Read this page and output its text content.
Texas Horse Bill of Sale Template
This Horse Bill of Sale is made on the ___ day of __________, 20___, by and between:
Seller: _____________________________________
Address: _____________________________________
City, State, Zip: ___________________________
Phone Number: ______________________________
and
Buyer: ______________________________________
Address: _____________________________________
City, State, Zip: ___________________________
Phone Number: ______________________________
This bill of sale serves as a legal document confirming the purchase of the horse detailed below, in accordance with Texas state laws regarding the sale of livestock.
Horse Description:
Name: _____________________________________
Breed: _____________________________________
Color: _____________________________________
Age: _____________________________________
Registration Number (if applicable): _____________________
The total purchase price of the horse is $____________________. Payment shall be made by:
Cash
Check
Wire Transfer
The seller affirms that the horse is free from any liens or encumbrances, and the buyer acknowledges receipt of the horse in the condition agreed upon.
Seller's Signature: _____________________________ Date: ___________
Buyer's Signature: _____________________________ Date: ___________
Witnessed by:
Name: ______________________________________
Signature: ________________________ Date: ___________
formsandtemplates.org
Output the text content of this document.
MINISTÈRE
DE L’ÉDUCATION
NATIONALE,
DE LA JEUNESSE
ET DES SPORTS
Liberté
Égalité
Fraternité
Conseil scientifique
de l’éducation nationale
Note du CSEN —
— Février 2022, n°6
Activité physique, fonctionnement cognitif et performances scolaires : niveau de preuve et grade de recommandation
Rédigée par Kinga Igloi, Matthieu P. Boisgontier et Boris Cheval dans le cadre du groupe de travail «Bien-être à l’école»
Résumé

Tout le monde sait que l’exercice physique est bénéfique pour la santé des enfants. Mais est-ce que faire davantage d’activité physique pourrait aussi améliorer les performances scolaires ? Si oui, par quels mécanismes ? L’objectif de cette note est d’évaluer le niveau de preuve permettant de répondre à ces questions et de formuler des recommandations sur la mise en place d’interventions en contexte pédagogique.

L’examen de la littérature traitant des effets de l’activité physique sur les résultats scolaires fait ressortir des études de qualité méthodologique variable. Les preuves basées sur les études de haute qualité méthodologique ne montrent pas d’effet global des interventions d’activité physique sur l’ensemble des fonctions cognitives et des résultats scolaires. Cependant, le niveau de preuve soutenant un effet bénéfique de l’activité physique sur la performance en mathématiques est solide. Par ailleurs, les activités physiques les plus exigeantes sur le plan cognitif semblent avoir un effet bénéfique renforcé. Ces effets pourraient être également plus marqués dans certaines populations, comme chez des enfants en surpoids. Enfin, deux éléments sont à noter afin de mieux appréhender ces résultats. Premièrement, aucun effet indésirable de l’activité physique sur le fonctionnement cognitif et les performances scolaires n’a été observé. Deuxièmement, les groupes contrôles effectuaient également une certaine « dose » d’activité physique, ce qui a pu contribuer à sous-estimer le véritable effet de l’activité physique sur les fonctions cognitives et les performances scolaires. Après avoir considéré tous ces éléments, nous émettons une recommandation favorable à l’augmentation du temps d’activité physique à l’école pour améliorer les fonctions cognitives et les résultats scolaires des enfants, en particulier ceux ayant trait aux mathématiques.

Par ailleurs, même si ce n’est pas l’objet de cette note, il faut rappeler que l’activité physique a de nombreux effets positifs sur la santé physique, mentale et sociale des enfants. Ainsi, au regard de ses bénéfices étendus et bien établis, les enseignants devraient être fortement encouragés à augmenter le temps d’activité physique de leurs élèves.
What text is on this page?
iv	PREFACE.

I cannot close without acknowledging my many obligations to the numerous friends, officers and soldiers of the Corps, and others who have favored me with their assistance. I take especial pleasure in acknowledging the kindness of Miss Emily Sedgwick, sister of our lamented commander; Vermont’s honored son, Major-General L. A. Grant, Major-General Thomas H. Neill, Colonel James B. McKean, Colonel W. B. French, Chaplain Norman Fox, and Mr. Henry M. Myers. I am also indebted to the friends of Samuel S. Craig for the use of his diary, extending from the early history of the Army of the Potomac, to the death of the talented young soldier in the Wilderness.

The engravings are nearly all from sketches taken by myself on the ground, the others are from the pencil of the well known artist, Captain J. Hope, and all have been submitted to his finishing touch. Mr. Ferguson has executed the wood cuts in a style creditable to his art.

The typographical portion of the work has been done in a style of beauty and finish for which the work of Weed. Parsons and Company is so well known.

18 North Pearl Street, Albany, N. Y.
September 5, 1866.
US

Your objective — Produce an exact copy of every entry above.

Exercise output —
Read this page and output its text content.
Texas Horse Bill of Sale Template
This Horse Bill of Sale is made on the ___ day of __________, 20___, by and between:
Seller: _____________________________________
Address: _____________________________________
City, State, Zip: ___________________________
Phone Number: ______________________________
and
Buyer: ______________________________________
Address: _____________________________________
City, State, Zip: ___________________________
Phone Number: ______________________________
This bill of sale serves as a legal document confirming the purchase of the horse detailed below, in accordance with Texas state laws regarding the sale of livestock.
Horse Description:
Name: _____________________________________
Breed: _____________________________________
Color: _____________________________________
Age: _____________________________________
Registration Number (if applicable): _____________________
The total purchase price of the horse is $____________________. Payment shall be made by:
Cash
Check
Wire Transfer
The seller affirms that the horse is free from any liens or encumbrances, and the buyer acknowledges receipt of the horse in the condition agreed upon.
Seller's Signature: _____________________________ Date: ___________
Buyer's Signature: _____________________________ Date: ___________
Witnessed by:
Name: ______________________________________
Signature: ________________________ Date: ___________
formsandtemplates.org
Output the text content of this document.
MINISTÈRE
DE L’ÉDUCATION
NATIONALE,
DE LA JEUNESSE
ET DES SPORTS
Liberté
Égalité
Fraternité
Conseil scientifique
de l’éducation nationale
Note du CSEN —
— Février 2022, n°6
Activité physique, fonctionnement cognitif et performances scolaires : niveau de preuve et grade de recommandation
Rédigée par Kinga Igloi, Matthieu P. Boisgontier et Boris Cheval dans le cadre du groupe de travail «Bien-être à l’école»
Résumé

Tout le monde sait que l’exercice physique est bénéfique pour la santé des enfants. Mais est-ce que faire davantage d’activité physique pourrait aussi améliorer les performances scolaires ? Si oui, par quels mécanismes ? L’objectif de cette note est d’évaluer le niveau de preuve permettant de répondre à ces questions et de formuler des recommandations sur la mise en place d’interventions en contexte pédagogique.

L’examen de la littérature traitant des effets de l’activité physique sur les résultats scolaires fait ressortir des études de qualité méthodologique variable. Les preuves basées sur les études de haute qualité méthodologique ne montrent pas d’effet global des interventions d’activité physique sur l’ensemble des fonctions cognitives et des résultats scolaires. Cependant, le niveau de preuve soutenant un effet bénéfique de l’activité physique sur la performance en mathématiques est solide. Par ailleurs, les activités physiques les plus exigeantes sur le plan cognitif semblent avoir un effet bénéfique renforcé. Ces effets pourraient être également plus marqués dans certaines populations, comme chez des enfants en surpoids. Enfin, deux éléments sont à noter afin de mieux appréhender ces résultats. Premièrement, aucun effet indésirable de l’activité physique sur le fonctionnement cognitif et les performances scolaires n’a été observé. Deuxièmement, les groupes contrôles effectuaient également une certaine « dose » d’activité physique, ce qui a pu contribuer à sous-estimer le véritable effet de l’activité physique sur les fonctions cognitives et les performances scolaires. Après avoir considéré tous ces éléments, nous émettons une recommandation favorable à l’augmentation du temps d’activité physique à l’école pour améliorer les fonctions cognitives et les résultats scolaires des enfants, en particulier ceux ayant trait aux mathématiques.

Par ailleurs, même si ce n’est pas l’objet de cette note, il faut rappeler que l’activité physique a de nombreux effets positifs sur la santé physique, mentale et sociale des enfants. Ainsi, au regard de ses bénéfices étendus et bien établis, les enseignants devraient être fortement encouragés à augmenter le temps d’activité physique de leurs élèves.
What text is on this page?
iv	PREFACE.

I cannot close without acknowledging my many obligations to the numerous friends, officers and soldiers of the Corps, and others who have favored me with their assistance. I take especial pleasure in acknowledging the kindness of Miss Emily Sedgwick, sister of our lamented commander; Vermont’s honored son, Major-General L. A. Grant, Major-General Thomas H. Neill, Colonel James B. McKean, Colonel W. B. French, Chaplain Norman Fox, and Mr. Henry M. Myers. I am also indebted to the friends of Samuel S. Craig for the use of his diary, extending from the early history of the Army of the Potomac, to the death of the talented young soldier in the Wilderness.

The engravings are nearly all from sketches taken by myself on the ground, the others are from the pencil of the well known artist, Captain J. Hope, and all have been submitted to his finishing touch. Mr. Ferguson has executed the wood cuts in a style creditable to his art.

The typographical portion of the work has been done in a style of beauty and finish for which the work of Weed. Parsons and Company is so well known.

18 North Pearl Street, Albany, N. Y.
September 5, 1866.
US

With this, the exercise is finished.